**Problem details**
Find every line containing the word "converter" and report the count, nothing more.

+ + + + +

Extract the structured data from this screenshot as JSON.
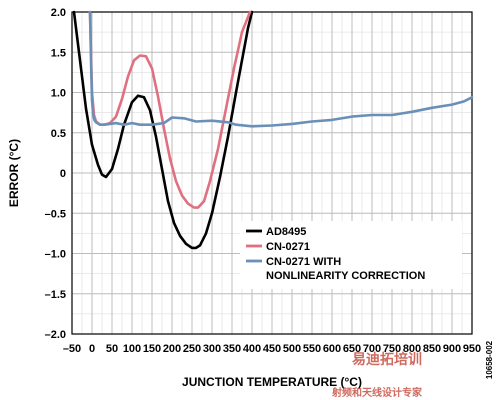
{
  "chart_data": {
    "type": "line",
    "xlabel": "JUNCTION TEMPERATURE (°C)",
    "ylabel": "ERROR (°C)",
    "xlim": [
      -50,
      950
    ],
    "ylim": [
      -2.0,
      2.0
    ],
    "x_ticks": [
      -50,
      0,
      50,
      100,
      150,
      200,
      250,
      300,
      350,
      400,
      450,
      500,
      550,
      600,
      650,
      700,
      750,
      800,
      850,
      900,
      950
    ],
    "x_tick_labels": [
      "–50",
      "0",
      "50",
      "100",
      "150",
      "200",
      "250",
      "300",
      "350",
      "400",
      "450",
      "500",
      "550",
      "600",
      "650",
      "700",
      "750",
      "800",
      "850",
      "900",
      "950"
    ],
    "y_ticks": [
      -2.0,
      -1.5,
      -1.0,
      -0.5,
      0,
      0.5,
      1.0,
      1.5,
      2.0
    ],
    "y_tick_labels": [
      "–2.0",
      "–1.5",
      "–1.0",
      "–0.5",
      "0",
      "0.5",
      "1.0",
      "1.5",
      "2.0"
    ],
    "x_minor_step": 25,
    "y_minor_step": 0.25,
    "grid": true,
    "legend_position": "lower-right",
    "series": [
      {
        "name": "AD8495",
        "color": "#000000",
        "x": [
          -45,
          -35,
          -25,
          -15,
          0,
          15,
          25,
          35,
          50,
          65,
          80,
          100,
          115,
          130,
          145,
          160,
          175,
          190,
          205,
          220,
          235,
          250,
          260,
          270,
          285,
          300,
          320,
          340,
          360,
          375,
          390,
          400
        ],
        "y": [
          2.0,
          1.6,
          1.2,
          0.8,
          0.35,
          0.1,
          -0.02,
          -0.05,
          0.05,
          0.3,
          0.6,
          0.88,
          0.96,
          0.94,
          0.78,
          0.45,
          0.05,
          -0.35,
          -0.62,
          -0.78,
          -0.88,
          -0.93,
          -0.93,
          -0.9,
          -0.75,
          -0.5,
          -0.05,
          0.45,
          1.0,
          1.4,
          1.8,
          2.0
        ]
      },
      {
        "name": "CN-0271",
        "color": "#e07080",
        "x": [
          -5,
          0,
          5,
          10,
          20,
          30,
          45,
          60,
          75,
          90,
          105,
          120,
          135,
          150,
          165,
          180,
          195,
          210,
          225,
          240,
          255,
          265,
          280,
          295,
          315,
          335,
          355,
          375,
          395
        ],
        "y": [
          2.0,
          1.0,
          0.72,
          0.64,
          0.6,
          0.6,
          0.62,
          0.7,
          0.92,
          1.2,
          1.4,
          1.46,
          1.45,
          1.3,
          0.95,
          0.55,
          0.18,
          -0.1,
          -0.28,
          -0.38,
          -0.43,
          -0.43,
          -0.35,
          -0.1,
          0.3,
          0.8,
          1.3,
          1.75,
          2.05
        ]
      },
      {
        "name": "CN-0271 WITH NONLINEARITY CORRECTION",
        "color": "#6a90b8",
        "x": [
          -5,
          -2,
          0,
          3,
          6,
          10,
          20,
          30,
          45,
          60,
          80,
          100,
          120,
          150,
          180,
          200,
          230,
          260,
          300,
          340,
          360,
          400,
          450,
          500,
          550,
          600,
          650,
          700,
          750,
          800,
          850,
          900,
          930,
          950
        ],
        "y": [
          2.0,
          1.3,
          0.9,
          0.72,
          0.66,
          0.63,
          0.6,
          0.6,
          0.61,
          0.62,
          0.6,
          0.62,
          0.6,
          0.6,
          0.62,
          0.69,
          0.68,
          0.64,
          0.65,
          0.63,
          0.6,
          0.58,
          0.59,
          0.61,
          0.64,
          0.66,
          0.7,
          0.72,
          0.72,
          0.76,
          0.81,
          0.85,
          0.89,
          0.94
        ]
      }
    ],
    "figure_id": "10658-002",
    "watermark": {
      "mark": "易迪拓培训",
      "text": "射频和天线设计专家"
    }
  }
}
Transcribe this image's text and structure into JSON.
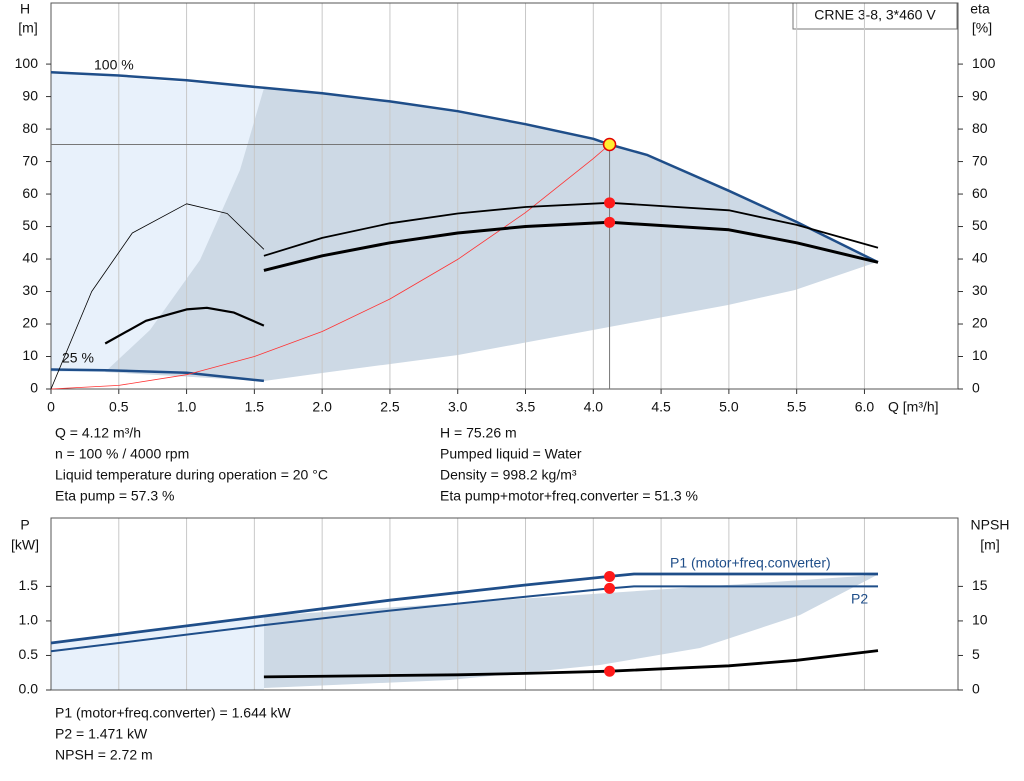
{
  "chart_data": [
    {
      "type": "line",
      "title": "CRNE 3-8, 3*460 V",
      "x_label": "Q [m³/h]",
      "y_label": [
        "H",
        "[m]"
      ],
      "y2_label": [
        "eta",
        "[%]"
      ],
      "xlim": [
        0,
        6.69
      ],
      "ylim": [
        0,
        118.8
      ],
      "y2lim": [
        0,
        118.8
      ],
      "xticks": [
        0,
        0.5,
        {
          "value": 1,
          "label": "1.0"
        },
        1.5,
        {
          "value": 2,
          "label": "2.0"
        },
        2.5,
        {
          "value": 3,
          "label": "3.0"
        },
        3.5,
        {
          "value": 4,
          "label": "4.0"
        },
        4.5,
        {
          "value": 5,
          "label": "5.0"
        },
        5.5,
        {
          "value": 6,
          "label": "6.0"
        }
      ],
      "yticks": [
        0,
        10,
        20,
        30,
        40,
        50,
        60,
        70,
        80,
        90,
        100
      ],
      "y2ticks": [
        0,
        10,
        20,
        30,
        40,
        50,
        60,
        70,
        80,
        90,
        100
      ],
      "grid": true,
      "duty_point": {
        "x": 4.12,
        "y": 75.26
      },
      "series": [
        {
          "name": "100 %",
          "color": "#1f4e89",
          "x": [
            0,
            0.5,
            1,
            1.57,
            2,
            2.5,
            3,
            3.5,
            4,
            4.12,
            4.4,
            5,
            5.5,
            6.1
          ],
          "values": [
            97.5,
            96.5,
            95,
            92.7,
            91,
            88.5,
            85.5,
            81.5,
            77,
            75.26,
            72,
            61,
            51.4,
            39
          ]
        },
        {
          "name": "25 %",
          "color": "#1f4e89",
          "x": [
            0,
            0.4,
            1,
            1.57
          ],
          "values": [
            6,
            5.8,
            5,
            2.5
          ]
        },
        {
          "color": "#ff3333",
          "x": [
            0,
            0.5,
            1,
            1.5,
            2,
            2.5,
            3,
            3.5,
            4,
            4.12
          ],
          "values": [
            0,
            1.1,
            4.4,
            10,
            17.7,
            27.7,
            39.9,
            54.3,
            70.9,
            75.26
          ]
        },
        {
          "color": "#000000",
          "axis": "y2",
          "marker": true,
          "x": [
            1.57,
            2,
            2.5,
            3,
            3.5,
            4.12,
            5,
            5.5,
            6.1
          ],
          "values": [
            41,
            46.5,
            51,
            54,
            56,
            57.3,
            55,
            50.5,
            43.5
          ]
        },
        {
          "color": "#000000",
          "axis": "y2",
          "marker": true,
          "x": [
            1.57,
            2,
            2.5,
            3,
            3.5,
            4.12,
            5,
            5.5,
            6.1
          ],
          "values": [
            36.5,
            41,
            45,
            48,
            50,
            51.3,
            49,
            45,
            39
          ]
        },
        {
          "color": "#000000",
          "axis": "y2",
          "x": [
            0,
            0.3,
            0.6,
            1,
            1.3,
            1.57
          ],
          "values": [
            0,
            30,
            48,
            57,
            54,
            43
          ]
        },
        {
          "color": "#000000",
          "axis": "y2",
          "x": [
            0.4,
            0.7,
            1,
            1.15,
            1.35,
            1.57
          ],
          "values": [
            14,
            21,
            24.5,
            25,
            23.5,
            19.5
          ]
        }
      ]
    },
    {
      "type": "line",
      "y_label": [
        "P",
        "[kW]"
      ],
      "y2_label": [
        "NPSH",
        "[m]"
      ],
      "xlim": [
        0,
        6.69
      ],
      "ylim": [
        0,
        2.49
      ],
      "y2lim": [
        0,
        24.9
      ],
      "yticks": [
        {
          "value": 0,
          "label": "0.0"
        },
        0.5,
        {
          "value": 1,
          "label": "1.0"
        },
        1.5
      ],
      "y2ticks": [
        0,
        5,
        10,
        15
      ],
      "grid": true,
      "series": [
        {
          "name": "P1 (motor+freq.converter)",
          "color": "#1f4e89",
          "marker": true,
          "x": [
            0,
            1.57,
            2.5,
            3.5,
            4.12,
            4.3,
            5,
            6.1
          ],
          "values": [
            0.68,
            1.07,
            1.3,
            1.52,
            1.644,
            1.68,
            1.68,
            1.68
          ]
        },
        {
          "name": "P2",
          "color": "#1f4e89",
          "marker": true,
          "x": [
            0,
            1.57,
            2.5,
            3.5,
            4.12,
            4.3,
            5,
            6.1
          ],
          "values": [
            0.56,
            0.94,
            1.15,
            1.35,
            1.471,
            1.5,
            1.5,
            1.5
          ]
        },
        {
          "color": "#000000",
          "axis": "y2",
          "marker": true,
          "x": [
            1.57,
            2.5,
            3,
            3.5,
            4.12,
            5,
            5.5,
            6.1
          ],
          "values": [
            1.9,
            2.1,
            2.2,
            2.4,
            2.72,
            3.5,
            4.3,
            5.7
          ]
        }
      ]
    }
  ],
  "hydraulic_info": {
    "left": [
      "Q = 4.12 m³/h",
      "n = 100 % / 4000 rpm",
      "Liquid temperature during operation = 20 °C",
      "Eta pump = 57.3 %"
    ],
    "right": [
      "H = 75.26 m",
      "Pumped liquid = Water",
      "Density = 998.2 kg/m³",
      "Eta pump+motor+freq.converter = 51.3 %"
    ]
  },
  "power_info": [
    "P1 (motor+freq.converter) = 1.644 kW",
    "P2 = 1.471 kW",
    "NPSH = 2.72 m"
  ]
}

+ + + + +

**Answer below**
3